--- Start INPUT ROWS ---

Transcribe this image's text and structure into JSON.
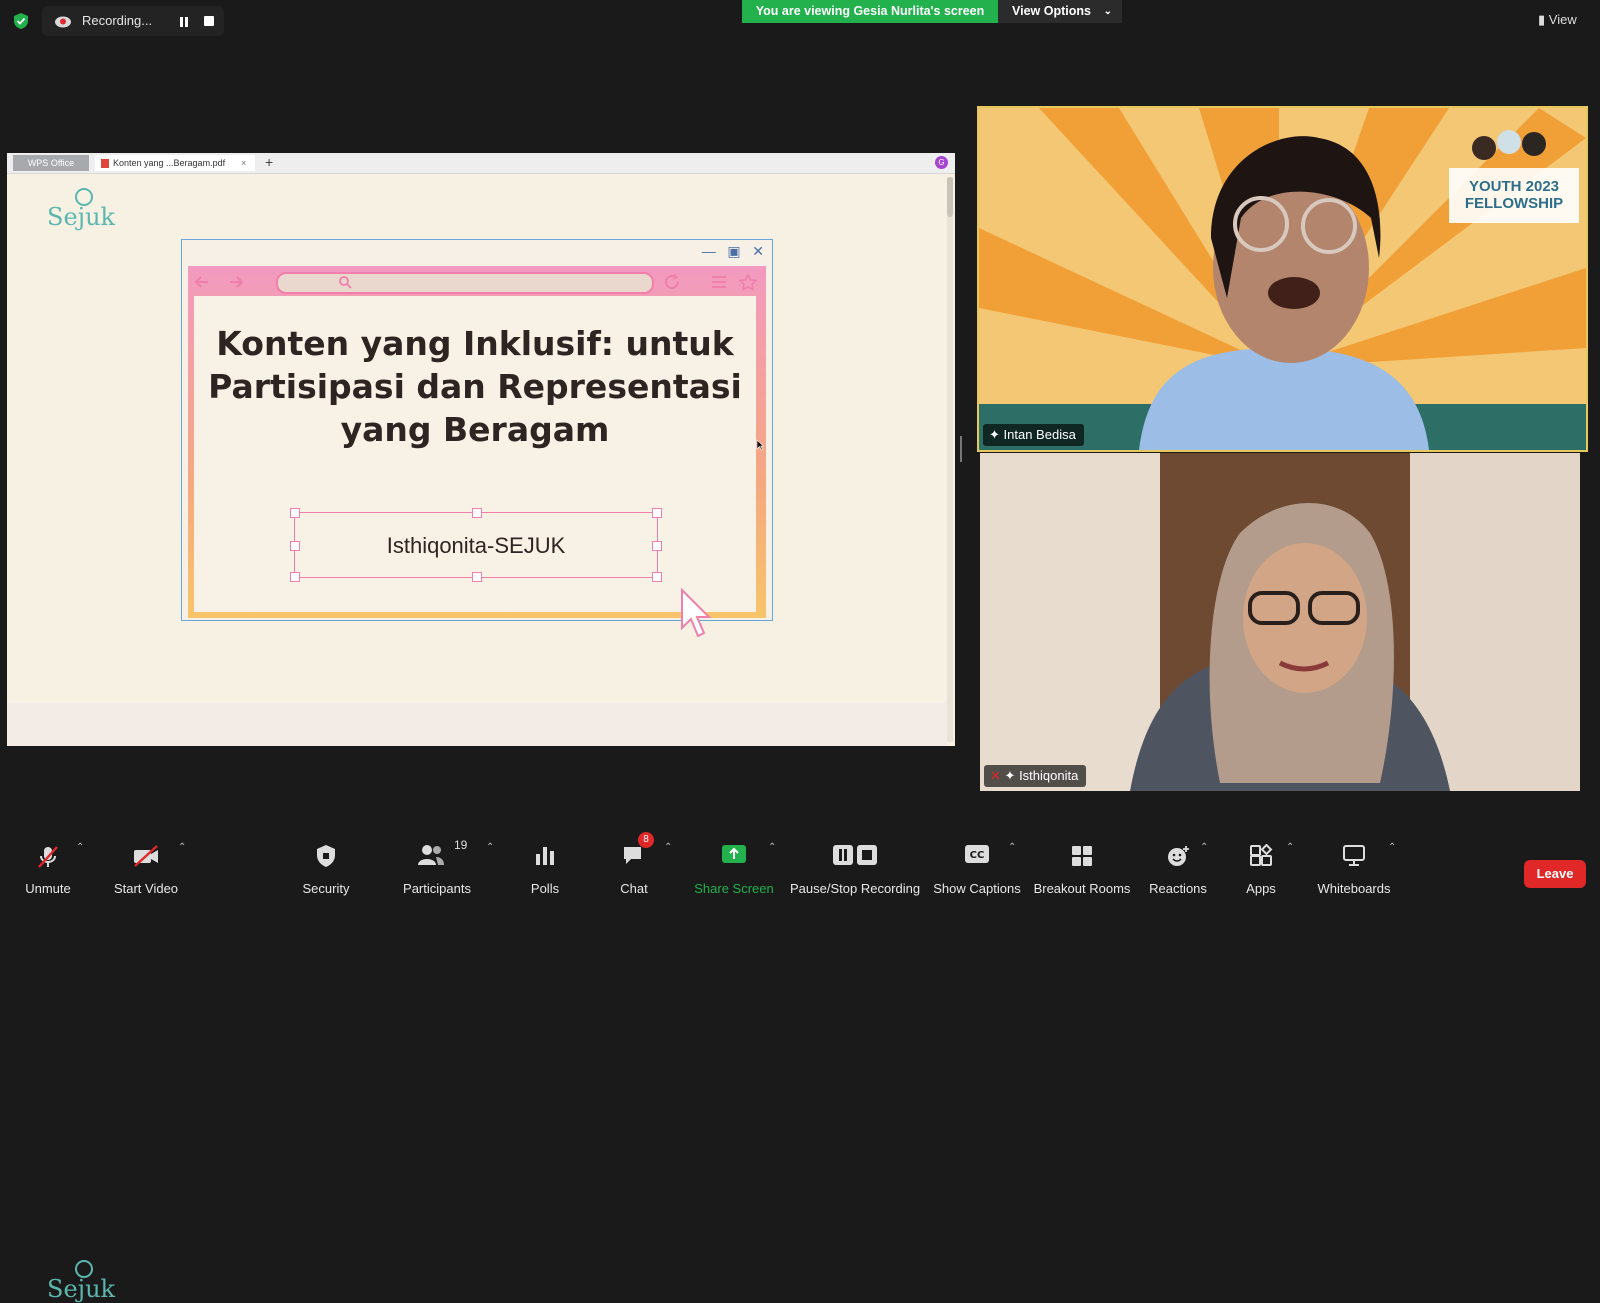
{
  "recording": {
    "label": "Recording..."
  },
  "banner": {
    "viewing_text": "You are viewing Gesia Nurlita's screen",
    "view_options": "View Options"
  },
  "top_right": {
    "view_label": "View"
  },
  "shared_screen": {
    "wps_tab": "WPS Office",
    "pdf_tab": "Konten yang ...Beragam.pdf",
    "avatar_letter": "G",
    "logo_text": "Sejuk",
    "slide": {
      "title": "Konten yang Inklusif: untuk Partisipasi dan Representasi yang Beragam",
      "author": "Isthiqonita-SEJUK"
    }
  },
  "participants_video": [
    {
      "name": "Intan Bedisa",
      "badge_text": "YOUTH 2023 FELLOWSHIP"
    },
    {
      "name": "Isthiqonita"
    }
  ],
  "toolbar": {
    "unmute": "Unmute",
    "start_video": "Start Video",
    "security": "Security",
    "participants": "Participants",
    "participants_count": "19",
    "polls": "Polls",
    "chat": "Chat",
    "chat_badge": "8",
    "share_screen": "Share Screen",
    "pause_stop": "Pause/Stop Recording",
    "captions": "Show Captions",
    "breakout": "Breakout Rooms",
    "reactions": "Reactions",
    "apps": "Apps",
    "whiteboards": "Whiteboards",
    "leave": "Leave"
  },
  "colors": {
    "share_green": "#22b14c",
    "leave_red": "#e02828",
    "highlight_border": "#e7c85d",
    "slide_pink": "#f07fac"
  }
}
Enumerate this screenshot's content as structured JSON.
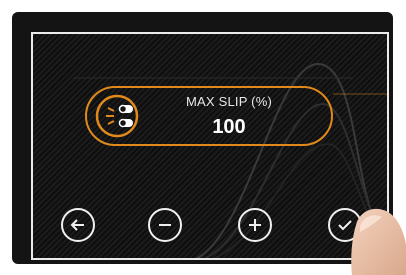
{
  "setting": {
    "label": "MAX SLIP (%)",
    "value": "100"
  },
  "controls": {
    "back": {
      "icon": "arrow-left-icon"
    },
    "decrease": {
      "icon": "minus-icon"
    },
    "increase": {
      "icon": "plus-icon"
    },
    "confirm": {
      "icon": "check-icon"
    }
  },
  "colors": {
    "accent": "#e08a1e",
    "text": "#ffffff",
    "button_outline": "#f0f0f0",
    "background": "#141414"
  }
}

--- End INPUT ROWS ---

_WRITTEN PROBLEM_. Quote every record above exactly, leaving out the pictures.

_RESPONSE FOR THIS EXERCISE_.
Transcribe this image's text and structure into JSON.
{
  "recording": {
    "label": "Recording..."
  },
  "banner": {
    "viewing_text": "You are viewing Gesia Nurlita's screen",
    "view_options": "View Options"
  },
  "top_right": {
    "view_label": "View"
  },
  "shared_screen": {
    "wps_tab": "WPS Office",
    "pdf_tab": "Konten yang ...Beragam.pdf",
    "avatar_letter": "G",
    "logo_text": "Sejuk",
    "slide": {
      "title": "Konten yang Inklusif: untuk Partisipasi dan Representasi yang Beragam",
      "author": "Isthiqonita-SEJUK"
    }
  },
  "participants_video": [
    {
      "name": "Intan Bedisa",
      "badge_text": "YOUTH 2023 FELLOWSHIP"
    },
    {
      "name": "Isthiqonita"
    }
  ],
  "toolbar": {
    "unmute": "Unmute",
    "start_video": "Start Video",
    "security": "Security",
    "participants": "Participants",
    "participants_count": "19",
    "polls": "Polls",
    "chat": "Chat",
    "chat_badge": "8",
    "share_screen": "Share Screen",
    "pause_stop": "Pause/Stop Recording",
    "captions": "Show Captions",
    "breakout": "Breakout Rooms",
    "reactions": "Reactions",
    "apps": "Apps",
    "whiteboards": "Whiteboards",
    "leave": "Leave"
  },
  "colors": {
    "share_green": "#22b14c",
    "leave_red": "#e02828",
    "highlight_border": "#e7c85d",
    "slide_pink": "#f07fac"
  }
}
Enumerate this screenshot's content as structured JSON.
{
  "setting": {
    "label": "MAX SLIP (%)",
    "value": "100"
  },
  "controls": {
    "back": {
      "icon": "arrow-left-icon"
    },
    "decrease": {
      "icon": "minus-icon"
    },
    "increase": {
      "icon": "plus-icon"
    },
    "confirm": {
      "icon": "check-icon"
    }
  },
  "colors": {
    "accent": "#e08a1e",
    "text": "#ffffff",
    "button_outline": "#f0f0f0",
    "background": "#141414"
  }
}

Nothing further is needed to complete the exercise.